>> BEGIN Material provided

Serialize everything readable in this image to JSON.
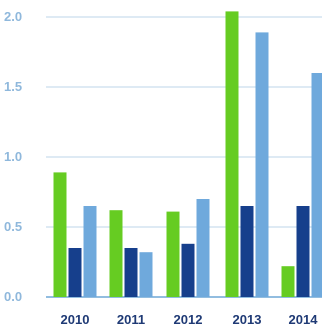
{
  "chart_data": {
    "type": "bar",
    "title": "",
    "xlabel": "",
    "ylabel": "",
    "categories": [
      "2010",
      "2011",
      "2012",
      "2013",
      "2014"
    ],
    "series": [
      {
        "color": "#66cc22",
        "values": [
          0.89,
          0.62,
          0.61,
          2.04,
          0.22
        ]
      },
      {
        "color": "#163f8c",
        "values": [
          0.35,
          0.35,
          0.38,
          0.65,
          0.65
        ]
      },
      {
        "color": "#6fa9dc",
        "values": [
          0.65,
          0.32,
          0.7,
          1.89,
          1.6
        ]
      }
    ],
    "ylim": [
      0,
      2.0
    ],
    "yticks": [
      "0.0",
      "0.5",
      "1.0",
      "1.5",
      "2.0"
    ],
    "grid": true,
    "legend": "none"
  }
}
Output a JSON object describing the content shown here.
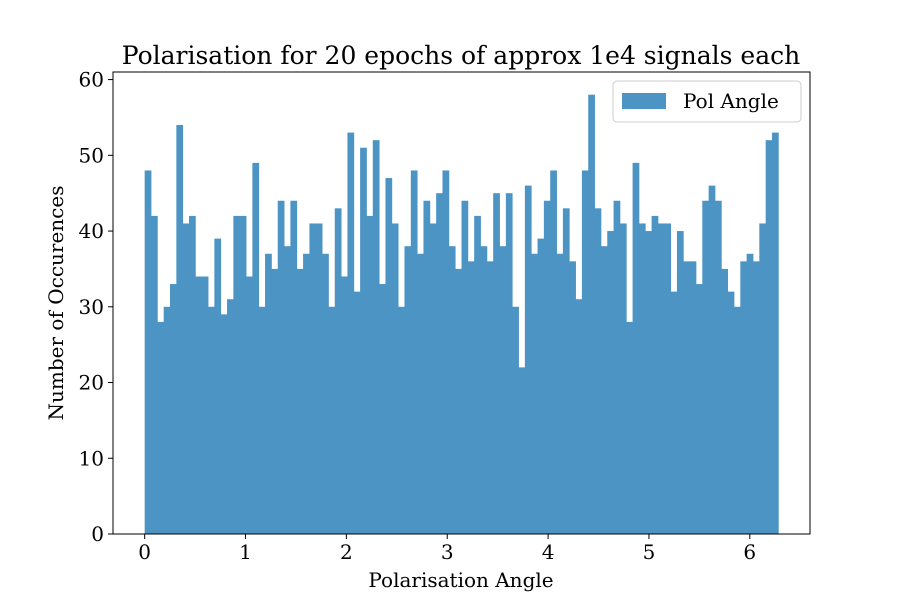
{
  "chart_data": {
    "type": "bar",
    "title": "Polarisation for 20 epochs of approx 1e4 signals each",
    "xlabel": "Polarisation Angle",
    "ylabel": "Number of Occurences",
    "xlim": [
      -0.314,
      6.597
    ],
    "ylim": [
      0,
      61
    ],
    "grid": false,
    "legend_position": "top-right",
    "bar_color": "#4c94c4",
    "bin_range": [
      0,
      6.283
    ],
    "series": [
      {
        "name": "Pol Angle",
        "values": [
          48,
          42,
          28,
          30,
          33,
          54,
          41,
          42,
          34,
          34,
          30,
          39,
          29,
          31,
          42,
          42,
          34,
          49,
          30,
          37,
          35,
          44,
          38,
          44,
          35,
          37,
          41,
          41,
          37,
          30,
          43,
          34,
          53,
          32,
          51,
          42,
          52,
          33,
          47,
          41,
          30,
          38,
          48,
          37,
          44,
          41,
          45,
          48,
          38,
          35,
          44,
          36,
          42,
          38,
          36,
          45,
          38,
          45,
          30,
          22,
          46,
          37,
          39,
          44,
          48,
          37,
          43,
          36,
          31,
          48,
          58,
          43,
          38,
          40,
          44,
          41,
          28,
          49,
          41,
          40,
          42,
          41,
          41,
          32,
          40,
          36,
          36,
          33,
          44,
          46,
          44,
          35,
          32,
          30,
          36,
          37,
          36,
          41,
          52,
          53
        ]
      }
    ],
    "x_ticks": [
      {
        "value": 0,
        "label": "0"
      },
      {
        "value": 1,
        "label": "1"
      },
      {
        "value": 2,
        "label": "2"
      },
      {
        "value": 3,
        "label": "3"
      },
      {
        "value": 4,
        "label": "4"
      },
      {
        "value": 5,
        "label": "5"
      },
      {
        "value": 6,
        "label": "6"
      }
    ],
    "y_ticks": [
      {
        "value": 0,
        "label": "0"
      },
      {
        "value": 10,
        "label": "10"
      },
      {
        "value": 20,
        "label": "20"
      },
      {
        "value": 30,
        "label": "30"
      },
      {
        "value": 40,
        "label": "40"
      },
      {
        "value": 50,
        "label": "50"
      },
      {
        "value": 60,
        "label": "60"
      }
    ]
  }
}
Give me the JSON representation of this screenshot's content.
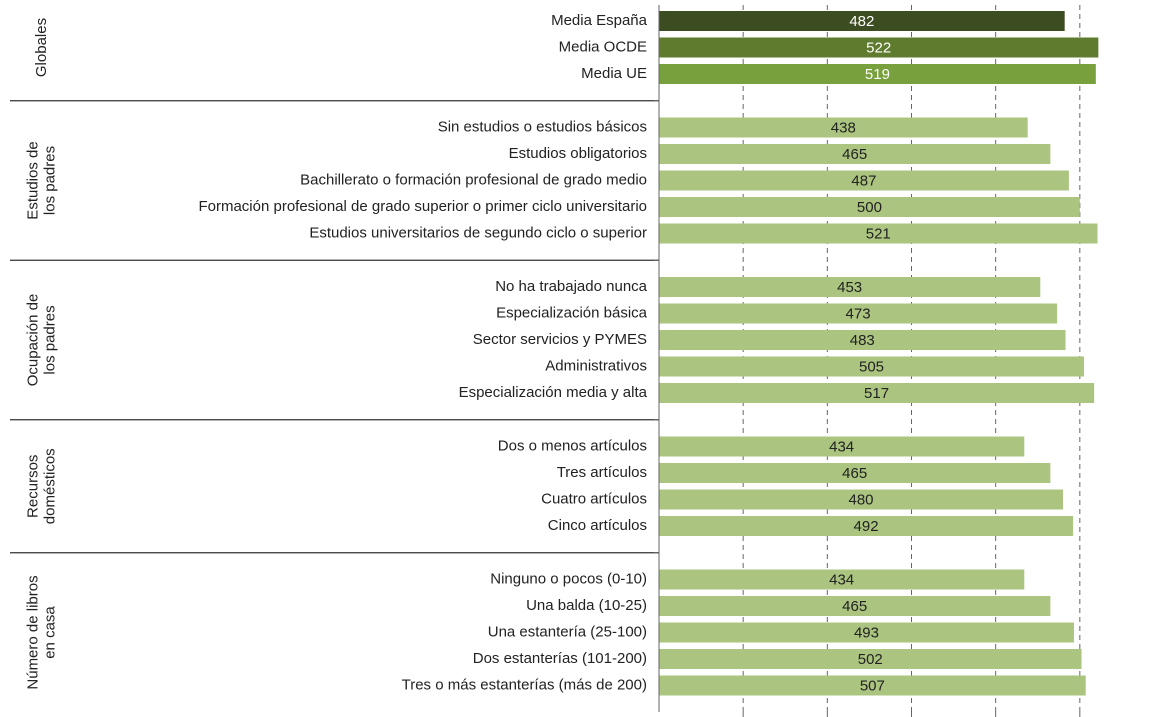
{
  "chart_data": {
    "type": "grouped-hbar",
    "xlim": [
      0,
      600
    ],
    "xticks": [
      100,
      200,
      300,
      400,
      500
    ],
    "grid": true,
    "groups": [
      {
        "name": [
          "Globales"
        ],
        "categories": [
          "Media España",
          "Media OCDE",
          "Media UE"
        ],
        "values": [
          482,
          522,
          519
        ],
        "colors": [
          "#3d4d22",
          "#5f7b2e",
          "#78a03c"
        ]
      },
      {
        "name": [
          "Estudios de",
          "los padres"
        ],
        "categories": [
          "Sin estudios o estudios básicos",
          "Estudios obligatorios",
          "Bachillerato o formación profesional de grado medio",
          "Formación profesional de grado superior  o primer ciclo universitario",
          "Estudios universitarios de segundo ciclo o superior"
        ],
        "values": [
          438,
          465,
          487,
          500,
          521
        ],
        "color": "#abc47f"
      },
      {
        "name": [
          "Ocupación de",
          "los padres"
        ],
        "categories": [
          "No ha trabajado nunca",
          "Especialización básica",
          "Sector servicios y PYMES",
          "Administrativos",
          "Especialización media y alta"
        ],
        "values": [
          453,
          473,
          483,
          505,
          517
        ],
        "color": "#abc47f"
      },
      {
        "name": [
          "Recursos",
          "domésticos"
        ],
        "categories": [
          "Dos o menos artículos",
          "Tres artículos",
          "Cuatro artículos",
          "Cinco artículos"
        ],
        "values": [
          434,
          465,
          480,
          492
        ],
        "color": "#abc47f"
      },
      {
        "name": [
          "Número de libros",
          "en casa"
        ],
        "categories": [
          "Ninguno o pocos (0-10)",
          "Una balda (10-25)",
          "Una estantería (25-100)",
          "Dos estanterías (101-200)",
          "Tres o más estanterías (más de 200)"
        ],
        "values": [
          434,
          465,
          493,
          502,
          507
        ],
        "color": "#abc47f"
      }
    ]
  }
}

>> END Material provided
>> BEGIN Material provided

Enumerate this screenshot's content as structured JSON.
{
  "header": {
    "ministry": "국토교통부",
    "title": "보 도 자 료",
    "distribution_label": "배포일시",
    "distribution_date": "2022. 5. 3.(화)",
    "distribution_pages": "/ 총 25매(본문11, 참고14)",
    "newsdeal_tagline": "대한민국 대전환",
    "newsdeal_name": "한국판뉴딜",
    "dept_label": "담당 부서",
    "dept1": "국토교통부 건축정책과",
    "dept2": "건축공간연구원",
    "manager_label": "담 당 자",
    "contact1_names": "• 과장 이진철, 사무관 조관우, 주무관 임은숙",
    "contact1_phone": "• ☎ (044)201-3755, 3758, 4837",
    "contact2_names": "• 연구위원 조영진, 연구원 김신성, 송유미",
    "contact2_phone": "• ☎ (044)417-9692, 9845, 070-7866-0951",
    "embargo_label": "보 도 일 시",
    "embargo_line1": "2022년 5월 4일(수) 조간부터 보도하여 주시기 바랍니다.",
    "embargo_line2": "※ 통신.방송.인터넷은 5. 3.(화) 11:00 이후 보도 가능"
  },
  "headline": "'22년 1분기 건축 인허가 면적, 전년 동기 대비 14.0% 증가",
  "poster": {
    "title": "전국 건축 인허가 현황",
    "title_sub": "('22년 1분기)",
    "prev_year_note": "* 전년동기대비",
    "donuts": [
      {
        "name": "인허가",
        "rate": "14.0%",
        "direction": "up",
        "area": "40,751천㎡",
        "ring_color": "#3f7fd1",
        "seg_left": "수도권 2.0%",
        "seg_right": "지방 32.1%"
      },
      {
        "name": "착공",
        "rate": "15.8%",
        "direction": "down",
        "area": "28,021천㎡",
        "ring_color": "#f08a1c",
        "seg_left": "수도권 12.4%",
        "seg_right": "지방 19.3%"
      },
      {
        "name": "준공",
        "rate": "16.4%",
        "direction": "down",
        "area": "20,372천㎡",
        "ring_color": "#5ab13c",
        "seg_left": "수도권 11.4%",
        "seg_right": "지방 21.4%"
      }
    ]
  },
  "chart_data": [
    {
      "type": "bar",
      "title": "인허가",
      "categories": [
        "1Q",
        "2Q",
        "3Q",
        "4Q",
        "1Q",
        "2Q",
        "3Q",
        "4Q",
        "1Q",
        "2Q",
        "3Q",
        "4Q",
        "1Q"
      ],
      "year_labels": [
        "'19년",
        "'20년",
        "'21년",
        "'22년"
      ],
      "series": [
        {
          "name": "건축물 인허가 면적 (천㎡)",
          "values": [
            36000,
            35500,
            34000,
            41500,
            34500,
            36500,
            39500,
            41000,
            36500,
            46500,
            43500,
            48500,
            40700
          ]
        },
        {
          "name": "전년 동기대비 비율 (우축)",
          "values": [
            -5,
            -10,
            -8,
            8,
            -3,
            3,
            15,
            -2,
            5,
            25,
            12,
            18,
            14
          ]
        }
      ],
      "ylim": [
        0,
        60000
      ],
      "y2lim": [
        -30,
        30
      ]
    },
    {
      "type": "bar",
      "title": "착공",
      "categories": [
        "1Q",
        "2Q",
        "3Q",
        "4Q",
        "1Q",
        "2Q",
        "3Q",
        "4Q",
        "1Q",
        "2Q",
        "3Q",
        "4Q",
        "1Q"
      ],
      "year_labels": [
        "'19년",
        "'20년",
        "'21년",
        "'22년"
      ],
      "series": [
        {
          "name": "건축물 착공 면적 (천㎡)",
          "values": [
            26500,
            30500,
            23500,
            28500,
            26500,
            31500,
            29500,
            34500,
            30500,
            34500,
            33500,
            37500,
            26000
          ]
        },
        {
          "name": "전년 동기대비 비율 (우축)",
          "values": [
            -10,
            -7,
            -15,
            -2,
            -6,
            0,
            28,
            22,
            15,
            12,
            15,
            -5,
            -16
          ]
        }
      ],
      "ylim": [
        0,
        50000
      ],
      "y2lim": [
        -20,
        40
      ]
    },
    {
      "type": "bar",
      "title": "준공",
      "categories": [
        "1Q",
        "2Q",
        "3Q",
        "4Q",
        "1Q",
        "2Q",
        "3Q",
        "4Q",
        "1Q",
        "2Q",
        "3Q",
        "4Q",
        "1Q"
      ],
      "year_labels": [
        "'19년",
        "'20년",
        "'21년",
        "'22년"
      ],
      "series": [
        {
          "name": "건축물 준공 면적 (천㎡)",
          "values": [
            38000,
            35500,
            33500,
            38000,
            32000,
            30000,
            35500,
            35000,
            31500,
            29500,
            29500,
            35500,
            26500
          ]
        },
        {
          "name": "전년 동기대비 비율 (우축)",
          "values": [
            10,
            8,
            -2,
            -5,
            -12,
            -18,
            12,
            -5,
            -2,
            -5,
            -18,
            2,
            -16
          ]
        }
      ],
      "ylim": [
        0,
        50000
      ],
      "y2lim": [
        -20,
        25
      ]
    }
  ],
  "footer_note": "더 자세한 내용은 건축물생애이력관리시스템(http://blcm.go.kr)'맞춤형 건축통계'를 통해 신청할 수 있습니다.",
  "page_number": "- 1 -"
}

>> END Material provided
>> BEGIN Material provided

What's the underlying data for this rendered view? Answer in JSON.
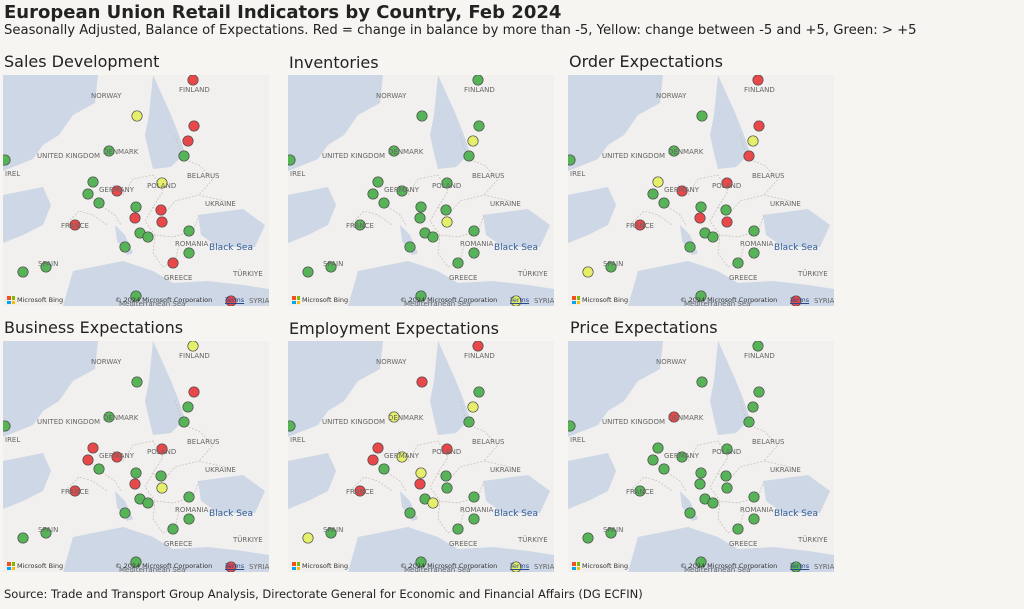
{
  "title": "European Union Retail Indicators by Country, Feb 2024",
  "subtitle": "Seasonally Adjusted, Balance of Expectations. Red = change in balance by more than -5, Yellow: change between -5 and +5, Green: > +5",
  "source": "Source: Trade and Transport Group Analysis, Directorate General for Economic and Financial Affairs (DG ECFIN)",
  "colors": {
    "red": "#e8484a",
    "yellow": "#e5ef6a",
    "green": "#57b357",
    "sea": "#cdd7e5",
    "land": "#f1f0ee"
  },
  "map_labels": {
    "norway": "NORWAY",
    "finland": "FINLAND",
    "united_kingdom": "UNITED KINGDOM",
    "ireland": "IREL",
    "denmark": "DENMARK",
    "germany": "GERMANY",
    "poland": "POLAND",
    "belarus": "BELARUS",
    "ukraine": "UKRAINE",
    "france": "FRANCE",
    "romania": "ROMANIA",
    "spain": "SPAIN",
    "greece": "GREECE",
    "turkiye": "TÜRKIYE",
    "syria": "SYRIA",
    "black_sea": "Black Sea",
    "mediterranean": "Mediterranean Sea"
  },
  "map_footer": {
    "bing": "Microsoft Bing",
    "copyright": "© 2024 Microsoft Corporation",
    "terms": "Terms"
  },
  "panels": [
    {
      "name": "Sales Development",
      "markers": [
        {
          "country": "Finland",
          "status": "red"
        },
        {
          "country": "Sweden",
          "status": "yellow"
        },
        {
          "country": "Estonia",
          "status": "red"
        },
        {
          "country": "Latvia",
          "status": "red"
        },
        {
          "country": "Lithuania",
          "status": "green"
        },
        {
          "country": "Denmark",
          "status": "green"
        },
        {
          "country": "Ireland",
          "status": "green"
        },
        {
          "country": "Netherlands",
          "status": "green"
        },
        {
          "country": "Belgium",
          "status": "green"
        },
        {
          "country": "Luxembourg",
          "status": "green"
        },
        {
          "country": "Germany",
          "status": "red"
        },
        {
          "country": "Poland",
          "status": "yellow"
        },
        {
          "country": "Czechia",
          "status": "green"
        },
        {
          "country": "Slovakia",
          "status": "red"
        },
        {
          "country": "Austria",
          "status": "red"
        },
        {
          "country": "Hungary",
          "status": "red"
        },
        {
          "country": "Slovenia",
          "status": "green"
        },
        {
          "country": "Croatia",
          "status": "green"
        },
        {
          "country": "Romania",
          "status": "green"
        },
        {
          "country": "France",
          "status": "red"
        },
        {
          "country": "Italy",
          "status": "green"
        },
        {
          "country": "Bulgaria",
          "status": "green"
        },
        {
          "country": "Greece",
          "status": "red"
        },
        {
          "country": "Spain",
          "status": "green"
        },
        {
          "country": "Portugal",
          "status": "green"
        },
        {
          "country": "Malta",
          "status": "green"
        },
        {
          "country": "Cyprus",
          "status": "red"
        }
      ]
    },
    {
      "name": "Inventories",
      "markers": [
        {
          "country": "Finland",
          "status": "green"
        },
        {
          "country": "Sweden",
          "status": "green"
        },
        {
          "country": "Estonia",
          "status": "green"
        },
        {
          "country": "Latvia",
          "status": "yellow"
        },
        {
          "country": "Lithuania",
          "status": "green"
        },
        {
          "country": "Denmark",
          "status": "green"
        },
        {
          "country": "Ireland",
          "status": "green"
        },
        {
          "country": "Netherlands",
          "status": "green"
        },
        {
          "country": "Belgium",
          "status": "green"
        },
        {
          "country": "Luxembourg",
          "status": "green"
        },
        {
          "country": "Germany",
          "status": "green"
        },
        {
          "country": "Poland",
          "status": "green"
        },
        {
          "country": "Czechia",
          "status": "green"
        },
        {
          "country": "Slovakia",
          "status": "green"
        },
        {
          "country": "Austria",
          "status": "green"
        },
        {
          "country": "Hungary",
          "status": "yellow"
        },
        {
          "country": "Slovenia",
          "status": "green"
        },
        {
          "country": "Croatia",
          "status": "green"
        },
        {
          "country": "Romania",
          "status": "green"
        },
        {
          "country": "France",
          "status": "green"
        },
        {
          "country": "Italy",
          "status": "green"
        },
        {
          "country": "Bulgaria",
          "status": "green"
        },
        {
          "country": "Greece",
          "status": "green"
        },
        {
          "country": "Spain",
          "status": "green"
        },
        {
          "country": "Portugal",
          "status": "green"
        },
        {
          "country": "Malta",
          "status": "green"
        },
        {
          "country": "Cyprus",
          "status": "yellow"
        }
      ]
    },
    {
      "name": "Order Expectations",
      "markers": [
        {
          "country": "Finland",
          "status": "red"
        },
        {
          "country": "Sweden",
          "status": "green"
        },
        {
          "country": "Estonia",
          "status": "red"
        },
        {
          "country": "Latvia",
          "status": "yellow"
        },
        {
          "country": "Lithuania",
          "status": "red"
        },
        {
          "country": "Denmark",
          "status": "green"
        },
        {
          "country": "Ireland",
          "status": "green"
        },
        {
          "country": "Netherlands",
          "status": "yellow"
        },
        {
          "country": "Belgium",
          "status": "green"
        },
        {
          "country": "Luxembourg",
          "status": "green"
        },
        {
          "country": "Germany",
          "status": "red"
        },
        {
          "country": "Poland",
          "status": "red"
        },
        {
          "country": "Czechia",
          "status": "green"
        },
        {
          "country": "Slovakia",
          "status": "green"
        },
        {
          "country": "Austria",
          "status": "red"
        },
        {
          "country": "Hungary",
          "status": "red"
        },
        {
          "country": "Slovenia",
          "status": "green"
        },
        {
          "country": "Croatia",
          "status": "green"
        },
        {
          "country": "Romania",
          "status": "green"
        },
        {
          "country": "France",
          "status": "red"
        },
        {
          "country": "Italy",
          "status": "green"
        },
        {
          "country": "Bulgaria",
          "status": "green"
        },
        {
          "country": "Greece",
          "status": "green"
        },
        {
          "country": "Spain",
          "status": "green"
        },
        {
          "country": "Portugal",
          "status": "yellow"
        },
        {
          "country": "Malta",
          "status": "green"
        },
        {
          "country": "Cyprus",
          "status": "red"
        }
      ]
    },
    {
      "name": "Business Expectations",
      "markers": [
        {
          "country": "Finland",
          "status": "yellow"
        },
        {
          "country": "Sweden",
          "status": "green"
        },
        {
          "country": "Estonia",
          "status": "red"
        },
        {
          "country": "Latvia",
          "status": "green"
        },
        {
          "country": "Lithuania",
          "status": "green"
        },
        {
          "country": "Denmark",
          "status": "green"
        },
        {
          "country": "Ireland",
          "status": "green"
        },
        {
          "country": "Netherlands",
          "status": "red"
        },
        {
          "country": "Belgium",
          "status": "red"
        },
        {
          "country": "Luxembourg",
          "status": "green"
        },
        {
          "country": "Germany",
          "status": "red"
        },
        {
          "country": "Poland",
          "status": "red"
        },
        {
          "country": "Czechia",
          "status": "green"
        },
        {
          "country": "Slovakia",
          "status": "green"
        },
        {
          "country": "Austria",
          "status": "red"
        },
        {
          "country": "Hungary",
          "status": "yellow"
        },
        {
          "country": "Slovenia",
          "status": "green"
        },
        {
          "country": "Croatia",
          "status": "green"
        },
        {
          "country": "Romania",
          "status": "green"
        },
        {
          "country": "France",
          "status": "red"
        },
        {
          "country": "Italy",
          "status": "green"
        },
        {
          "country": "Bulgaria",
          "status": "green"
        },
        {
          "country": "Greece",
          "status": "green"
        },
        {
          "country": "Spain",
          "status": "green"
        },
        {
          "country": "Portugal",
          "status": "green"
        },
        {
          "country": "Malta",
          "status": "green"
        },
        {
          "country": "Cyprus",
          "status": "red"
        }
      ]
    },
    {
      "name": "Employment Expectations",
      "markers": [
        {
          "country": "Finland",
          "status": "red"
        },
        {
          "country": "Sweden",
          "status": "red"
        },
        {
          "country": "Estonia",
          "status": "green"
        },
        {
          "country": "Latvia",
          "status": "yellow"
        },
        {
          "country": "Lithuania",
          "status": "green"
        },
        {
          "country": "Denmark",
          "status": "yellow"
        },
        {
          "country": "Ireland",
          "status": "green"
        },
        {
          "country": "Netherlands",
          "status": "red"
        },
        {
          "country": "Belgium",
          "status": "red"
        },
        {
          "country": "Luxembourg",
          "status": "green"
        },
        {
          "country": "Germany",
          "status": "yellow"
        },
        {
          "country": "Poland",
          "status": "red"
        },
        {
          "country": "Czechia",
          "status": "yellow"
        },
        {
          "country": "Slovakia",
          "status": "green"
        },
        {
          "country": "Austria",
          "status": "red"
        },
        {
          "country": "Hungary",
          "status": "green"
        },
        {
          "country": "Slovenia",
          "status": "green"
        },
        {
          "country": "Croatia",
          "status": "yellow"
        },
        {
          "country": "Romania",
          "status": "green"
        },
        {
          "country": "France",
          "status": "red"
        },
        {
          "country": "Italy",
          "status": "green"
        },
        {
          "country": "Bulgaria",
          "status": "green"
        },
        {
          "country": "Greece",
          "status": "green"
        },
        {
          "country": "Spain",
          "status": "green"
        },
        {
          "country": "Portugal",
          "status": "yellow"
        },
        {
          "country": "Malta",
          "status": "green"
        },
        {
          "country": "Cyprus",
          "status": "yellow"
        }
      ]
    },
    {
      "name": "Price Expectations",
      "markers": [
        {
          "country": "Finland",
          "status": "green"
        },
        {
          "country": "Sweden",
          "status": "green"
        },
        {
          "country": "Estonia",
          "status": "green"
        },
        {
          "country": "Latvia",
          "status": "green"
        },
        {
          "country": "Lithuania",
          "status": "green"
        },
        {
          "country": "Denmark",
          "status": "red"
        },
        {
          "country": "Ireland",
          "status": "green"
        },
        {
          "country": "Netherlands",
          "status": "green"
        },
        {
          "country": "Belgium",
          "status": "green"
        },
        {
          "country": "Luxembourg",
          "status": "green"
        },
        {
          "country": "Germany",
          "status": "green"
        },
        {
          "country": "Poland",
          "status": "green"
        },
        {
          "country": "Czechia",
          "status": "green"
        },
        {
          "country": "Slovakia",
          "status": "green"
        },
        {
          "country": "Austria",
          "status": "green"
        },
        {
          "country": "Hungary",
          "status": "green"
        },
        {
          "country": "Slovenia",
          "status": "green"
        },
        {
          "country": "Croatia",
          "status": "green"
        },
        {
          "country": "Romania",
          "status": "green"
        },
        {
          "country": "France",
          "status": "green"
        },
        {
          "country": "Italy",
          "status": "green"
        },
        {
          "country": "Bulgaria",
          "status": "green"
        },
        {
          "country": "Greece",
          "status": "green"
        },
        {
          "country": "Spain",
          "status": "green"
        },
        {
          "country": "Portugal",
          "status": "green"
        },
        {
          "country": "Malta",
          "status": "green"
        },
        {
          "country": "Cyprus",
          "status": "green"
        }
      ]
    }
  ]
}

>> END Material provided

- _Work to do_: Which lines of the data above contain "Angle"? Copy each one.

- _Exercise output_:
    "xlabel": "Polarisation Angle",
        "name": "Pol Angle",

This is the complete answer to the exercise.